**TASK STATEMENT:** Every line must be returned precisely as it is written.

**INPUT ROWS:**
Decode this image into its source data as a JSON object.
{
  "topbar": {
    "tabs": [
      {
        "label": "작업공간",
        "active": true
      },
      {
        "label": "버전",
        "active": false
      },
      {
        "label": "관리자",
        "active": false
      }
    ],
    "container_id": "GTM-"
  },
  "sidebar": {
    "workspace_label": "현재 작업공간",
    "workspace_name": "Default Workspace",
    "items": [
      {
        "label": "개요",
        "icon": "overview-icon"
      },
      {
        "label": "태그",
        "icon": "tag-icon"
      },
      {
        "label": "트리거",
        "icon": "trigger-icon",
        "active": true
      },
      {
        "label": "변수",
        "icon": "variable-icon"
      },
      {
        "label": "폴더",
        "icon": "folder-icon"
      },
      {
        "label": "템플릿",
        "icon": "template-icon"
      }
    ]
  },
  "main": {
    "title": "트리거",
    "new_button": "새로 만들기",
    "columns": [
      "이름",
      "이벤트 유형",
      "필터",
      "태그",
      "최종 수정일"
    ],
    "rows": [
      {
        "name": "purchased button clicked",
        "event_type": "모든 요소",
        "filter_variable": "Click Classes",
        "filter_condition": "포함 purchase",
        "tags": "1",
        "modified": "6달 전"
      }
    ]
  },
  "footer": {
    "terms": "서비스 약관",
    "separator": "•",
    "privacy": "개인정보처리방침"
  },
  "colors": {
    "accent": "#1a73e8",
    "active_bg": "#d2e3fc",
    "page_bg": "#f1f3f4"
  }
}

**EXERCISE OUTPUT:**
Decode this image into its source data as a JSON object.
{
  "topbar": {
    "tabs": [
      {
        "label": "작업공간",
        "active": true
      },
      {
        "label": "버전",
        "active": false
      },
      {
        "label": "관리자",
        "active": false
      }
    ],
    "container_id": "GTM-"
  },
  "sidebar": {
    "workspace_label": "현재 작업공간",
    "workspace_name": "Default Workspace",
    "items": [
      {
        "label": "개요",
        "icon": "overview-icon"
      },
      {
        "label": "태그",
        "icon": "tag-icon"
      },
      {
        "label": "트리거",
        "icon": "trigger-icon",
        "active": true
      },
      {
        "label": "변수",
        "icon": "variable-icon"
      },
      {
        "label": "폴더",
        "icon": "folder-icon"
      },
      {
        "label": "템플릿",
        "icon": "template-icon"
      }
    ]
  },
  "main": {
    "title": "트리거",
    "new_button": "새로 만들기",
    "columns": [
      "이름",
      "이벤트 유형",
      "필터",
      "태그",
      "최종 수정일"
    ],
    "rows": [
      {
        "name": "purchased button clicked",
        "event_type": "모든 요소",
        "filter_variable": "Click Classes",
        "filter_condition": "포함 purchase",
        "tags": "1",
        "modified": "6달 전"
      }
    ]
  },
  "footer": {
    "terms": "서비스 약관",
    "separator": "•",
    "privacy": "개인정보처리방침"
  },
  "colors": {
    "accent": "#1a73e8",
    "active_bg": "#d2e3fc",
    "page_bg": "#f1f3f4"
  }
}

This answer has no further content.